Data excerpts
— start —
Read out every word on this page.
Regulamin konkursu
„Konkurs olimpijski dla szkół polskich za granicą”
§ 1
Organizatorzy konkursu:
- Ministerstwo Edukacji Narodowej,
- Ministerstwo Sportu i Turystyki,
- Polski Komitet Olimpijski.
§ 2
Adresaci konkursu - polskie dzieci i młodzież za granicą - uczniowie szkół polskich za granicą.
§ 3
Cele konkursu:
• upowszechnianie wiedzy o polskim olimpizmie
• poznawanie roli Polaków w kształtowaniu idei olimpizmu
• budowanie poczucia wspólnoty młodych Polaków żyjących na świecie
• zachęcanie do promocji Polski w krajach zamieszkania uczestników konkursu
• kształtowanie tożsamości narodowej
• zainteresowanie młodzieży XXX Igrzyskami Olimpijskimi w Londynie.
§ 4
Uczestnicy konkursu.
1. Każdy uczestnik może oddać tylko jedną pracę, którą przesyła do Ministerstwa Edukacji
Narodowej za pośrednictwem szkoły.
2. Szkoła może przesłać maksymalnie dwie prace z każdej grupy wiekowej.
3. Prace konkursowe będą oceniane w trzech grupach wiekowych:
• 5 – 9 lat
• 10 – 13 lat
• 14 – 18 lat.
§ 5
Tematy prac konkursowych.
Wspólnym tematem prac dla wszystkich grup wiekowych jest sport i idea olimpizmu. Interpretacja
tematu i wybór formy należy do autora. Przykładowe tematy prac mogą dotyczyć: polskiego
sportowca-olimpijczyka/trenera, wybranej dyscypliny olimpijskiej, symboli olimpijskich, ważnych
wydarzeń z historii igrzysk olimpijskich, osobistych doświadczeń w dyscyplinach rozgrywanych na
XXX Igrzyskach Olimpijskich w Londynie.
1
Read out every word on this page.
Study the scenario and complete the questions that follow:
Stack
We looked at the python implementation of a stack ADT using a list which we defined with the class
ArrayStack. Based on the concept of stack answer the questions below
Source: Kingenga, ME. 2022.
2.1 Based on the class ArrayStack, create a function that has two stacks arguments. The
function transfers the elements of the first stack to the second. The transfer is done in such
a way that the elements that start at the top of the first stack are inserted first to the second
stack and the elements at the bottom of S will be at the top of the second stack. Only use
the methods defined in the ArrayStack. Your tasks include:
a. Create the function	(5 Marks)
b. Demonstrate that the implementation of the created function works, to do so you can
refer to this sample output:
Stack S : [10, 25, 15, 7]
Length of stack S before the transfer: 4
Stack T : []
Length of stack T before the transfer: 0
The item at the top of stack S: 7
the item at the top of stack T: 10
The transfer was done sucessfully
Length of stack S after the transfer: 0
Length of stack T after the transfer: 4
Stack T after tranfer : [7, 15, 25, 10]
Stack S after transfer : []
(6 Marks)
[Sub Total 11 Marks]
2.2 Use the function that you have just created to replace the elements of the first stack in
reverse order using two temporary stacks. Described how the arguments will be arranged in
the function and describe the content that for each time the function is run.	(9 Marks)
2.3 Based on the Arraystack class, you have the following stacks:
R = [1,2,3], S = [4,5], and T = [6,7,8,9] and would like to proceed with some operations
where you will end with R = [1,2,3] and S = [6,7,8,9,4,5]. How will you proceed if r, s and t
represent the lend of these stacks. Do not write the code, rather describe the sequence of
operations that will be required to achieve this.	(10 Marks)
— end —
Work required: The records above should be returned exactly.

Exercise answer:
Read out every word on this page.
Regulamin konkursu
„Konkurs olimpijski dla szkół polskich za granicą”
§ 1
Organizatorzy konkursu:
- Ministerstwo Edukacji Narodowej,
- Ministerstwo Sportu i Turystyki,
- Polski Komitet Olimpijski.
§ 2
Adresaci konkursu - polskie dzieci i młodzież za granicą - uczniowie szkół polskich za granicą.
§ 3
Cele konkursu:
• upowszechnianie wiedzy o polskim olimpizmie
• poznawanie roli Polaków w kształtowaniu idei olimpizmu
• budowanie poczucia wspólnoty młodych Polaków żyjących na świecie
• zachęcanie do promocji Polski w krajach zamieszkania uczestników konkursu
• kształtowanie tożsamości narodowej
• zainteresowanie młodzieży XXX Igrzyskami Olimpijskimi w Londynie.
§ 4
Uczestnicy konkursu.
1. Każdy uczestnik może oddać tylko jedną pracę, którą przesyła do Ministerstwa Edukacji
Narodowej za pośrednictwem szkoły.
2. Szkoła może przesłać maksymalnie dwie prace z każdej grupy wiekowej.
3. Prace konkursowe będą oceniane w trzech grupach wiekowych:
• 5 – 9 lat
• 10 – 13 lat
• 14 – 18 lat.
§ 5
Tematy prac konkursowych.
Wspólnym tematem prac dla wszystkich grup wiekowych jest sport i idea olimpizmu. Interpretacja
tematu i wybór formy należy do autora. Przykładowe tematy prac mogą dotyczyć: polskiego
sportowca-olimpijczyka/trenera, wybranej dyscypliny olimpijskiej, symboli olimpijskich, ważnych
wydarzeń z historii igrzysk olimpijskich, osobistych doświadczeń w dyscyplinach rozgrywanych na
XXX Igrzyskach Olimpijskich w Londynie.
1
Read out every word on this page.
Study the scenario and complete the questions that follow:
Stack
We looked at the python implementation of a stack ADT using a list which we defined with the class
ArrayStack. Based on the concept of stack answer the questions below
Source: Kingenga, ME. 2022.
2.1 Based on the class ArrayStack, create a function that has two stacks arguments. The
function transfers the elements of the first stack to the second. The transfer is done in such
a way that the elements that start at the top of the first stack are inserted first to the second
stack and the elements at the bottom of S will be at the top of the second stack. Only use
the methods defined in the ArrayStack. Your tasks include:
a. Create the function	(5 Marks)
b. Demonstrate that the implementation of the created function works, to do so you can
refer to this sample output:
Stack S : [10, 25, 15, 7]
Length of stack S before the transfer: 4
Stack T : []
Length of stack T before the transfer: 0
The item at the top of stack S: 7
the item at the top of stack T: 10
The transfer was done sucessfully
Length of stack S after the transfer: 0
Length of stack T after the transfer: 4
Stack T after tranfer : [7, 15, 25, 10]
Stack S after transfer : []
(6 Marks)
[Sub Total 11 Marks]
2.2 Use the function that you have just created to replace the elements of the first stack in
reverse order using two temporary stacks. Described how the arguments will be arranged in
the function and describe the content that for each time the function is run.	(9 Marks)
2.3 Based on the Arraystack class, you have the following stacks:
R = [1,2,3], S = [4,5], and T = [6,7,8,9] and would like to proceed with some operations
where you will end with R = [1,2,3] and S = [6,7,8,9,4,5]. How will you proceed if r, s and t
represent the lend of these stacks. Do not write the code, rather describe the sequence of
operations that will be required to achieve this.	(10 Marks)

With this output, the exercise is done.